(Records taken from a dataset)
----------------------------------------
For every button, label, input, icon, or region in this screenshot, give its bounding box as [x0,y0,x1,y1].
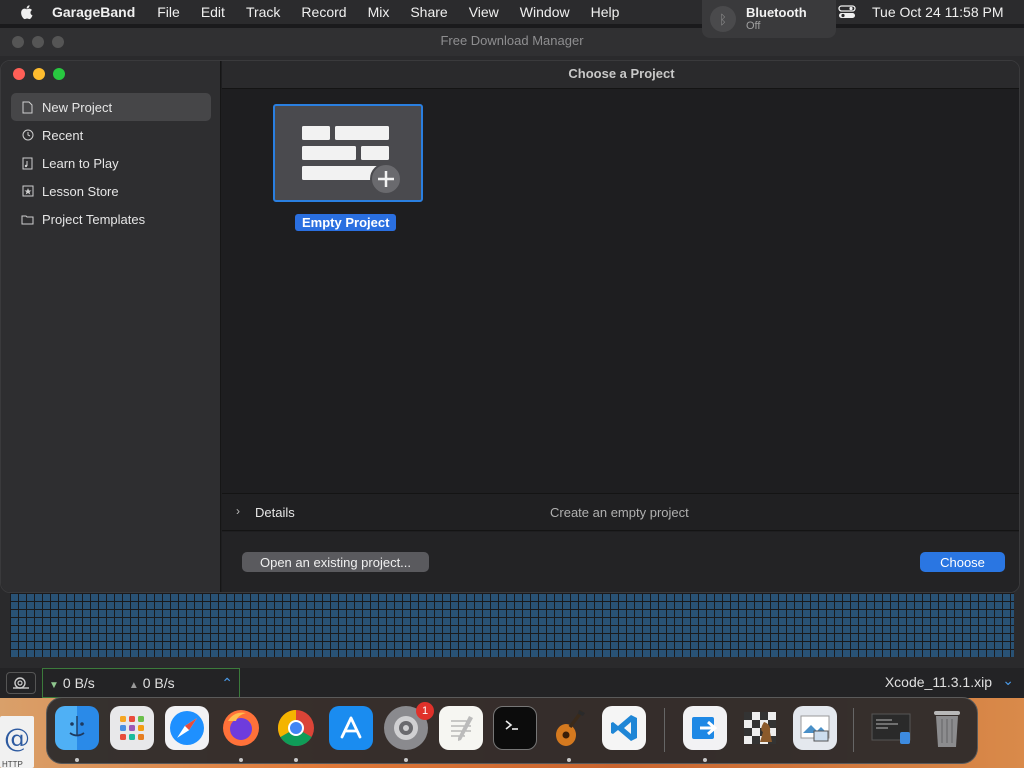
sidebar-item-label: Project Templates [42,211,146,227]
fdm-minimize-button[interactable] [32,36,44,48]
system-preferences-icon[interactable]: 1 [384,702,434,750]
chrome-icon[interactable] [274,706,318,750]
zoom-button[interactable] [53,68,65,80]
bluetooth-status: Off [746,20,761,32]
download-arrow-icon: ▼ [49,680,59,691]
menu-bar: GarageBand File Edit Track Record Mix Sh… [0,0,1024,24]
apple-menu-icon[interactable] [18,3,36,21]
dock-separator [853,708,854,752]
sidebar-item-project-templates[interactable]: Project Templates [11,205,211,233]
preview-icon[interactable] [793,706,837,750]
minimize-button[interactable] [33,68,45,80]
textedit-icon[interactable] [439,706,483,750]
menu-app-name[interactable]: GarageBand [52,4,135,20]
current-download-name[interactable]: Xcode_11.3.1.xip [885,674,992,690]
notification-badge: 1 [416,702,434,720]
dialog-header: Choose a Project [222,61,1019,89]
running-indicator [703,758,707,762]
menu-window[interactable]: Window [520,4,570,20]
finder-icon[interactable] [55,706,99,750]
sidebar-item-new-project[interactable]: New Project [11,93,211,121]
garageband-project-dialog: New Project Recent Learn to Play Lesson … [0,60,1020,593]
fdm-window-title: Free Download Manager [440,33,584,48]
control-center-icon[interactable] [838,4,856,20]
sidebar: New Project Recent Learn to Play Lesson … [1,61,221,592]
star-icon [21,185,34,198]
choose-button[interactable]: Choose [920,552,1005,572]
window-controls [13,68,65,80]
running-indicator [567,758,571,762]
speed-indicator[interactable]: ▼ 0 B/s ▲ 0 B/s ⌃ [42,668,240,698]
app-store-icon[interactable] [329,706,373,750]
firefox-icon[interactable] [219,706,263,750]
sidebar-item-label: Learn to Play [42,155,119,171]
empty-project-icon [302,126,402,195]
upload-arrow-icon: ▲ [128,680,139,691]
sidebar-item-label: Recent [42,127,84,143]
dialog-footer: Open an existing project... Choose [222,532,1019,592]
upload-speed: ▲ 0 B/s [128,675,175,691]
document-icon [21,101,34,114]
running-indicator [239,758,243,762]
details-disclosure[interactable]: › Details Create an empty project [222,493,1019,531]
bluetooth-title: Bluetooth [746,5,807,20]
menu-edit[interactable]: Edit [201,4,225,20]
garageband-icon[interactable] [547,706,591,750]
fdm-titlebar[interactable]: Free Download Manager [0,28,1024,56]
safari-icon[interactable] [165,706,209,750]
empty-project-label[interactable]: Empty Project [295,214,397,231]
menu-bar-clock[interactable]: Tue Oct 24 11:58 PM [872,4,1004,20]
snail-icon [13,677,29,689]
open-existing-project-button[interactable]: Open an existing project... [242,552,429,572]
menu-mix[interactable]: Mix [368,4,390,20]
details-description: Create an empty project [550,505,689,520]
clock-icon [21,129,34,142]
running-indicator [294,758,298,762]
sidebar-list: New Project Recent Learn to Play Lesson … [11,93,211,233]
launchpad-icon[interactable] [110,706,154,750]
chevron-up-icon[interactable]: ⌃ [221,675,233,692]
fdm-icon[interactable] [683,706,727,750]
running-indicator [75,758,79,762]
music-book-icon [21,157,34,170]
terminal-icon[interactable] [493,706,537,750]
dock: 1 [46,697,978,764]
chess-icon[interactable] [738,706,782,750]
menu-help[interactable]: Help [591,4,620,20]
chevron-right-icon[interactable]: › [236,504,240,518]
download-progress-grid [10,593,1014,657]
running-indicator [404,758,408,762]
dock-separator [664,708,665,752]
download-progress-fill [10,593,1014,657]
sidebar-item-label: New Project [42,99,113,115]
sidebar-item-learn-to-play[interactable]: Learn to Play [11,149,211,177]
download-speed: ▼ 0 B/s [49,675,95,691]
fdm-zoom-button[interactable] [52,36,64,48]
details-label: Details [255,505,295,520]
fdm-close-button[interactable] [12,36,24,48]
vscode-icon[interactable] [602,706,646,750]
empty-project-tile[interactable] [273,104,423,202]
menu-track[interactable]: Track [246,4,280,20]
snail-mode-button[interactable] [6,672,36,694]
menu-record[interactable]: Record [301,4,346,20]
menu-file[interactable]: File [157,4,180,20]
desktop-file-label: HTTP [2,760,23,768]
fdm-statusbar: ▼ 0 B/s ▲ 0 B/s ⌃ Xcode_11.3.1.xip ⌄ [0,668,1024,698]
bluetooth-icon: ᛒ [710,6,736,32]
menu-view[interactable]: View [469,4,499,20]
sidebar-item-label: Lesson Store [42,183,119,199]
fdm-window-controls [12,36,64,48]
trash-icon[interactable] [925,706,969,750]
main-panel: Choose a Project Empty Project › Details… [222,61,1019,592]
menu-share[interactable]: Share [410,4,447,20]
folder-icon [21,213,34,226]
bluetooth-status-popup[interactable]: ᛒ Bluetooth Off [702,0,836,38]
screenshot-icon[interactable] [869,706,913,750]
close-button[interactable] [13,68,25,80]
sidebar-item-lesson-store[interactable]: Lesson Store [11,177,211,205]
chevron-down-icon[interactable]: ⌄ [1002,672,1014,689]
sidebar-item-recent[interactable]: Recent [11,121,211,149]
----------------------------------------
Give only the number of lines in the items above that contain the string "window", counting a match only when its letter case is the same.

RESULT OF THE EXERCISE » 4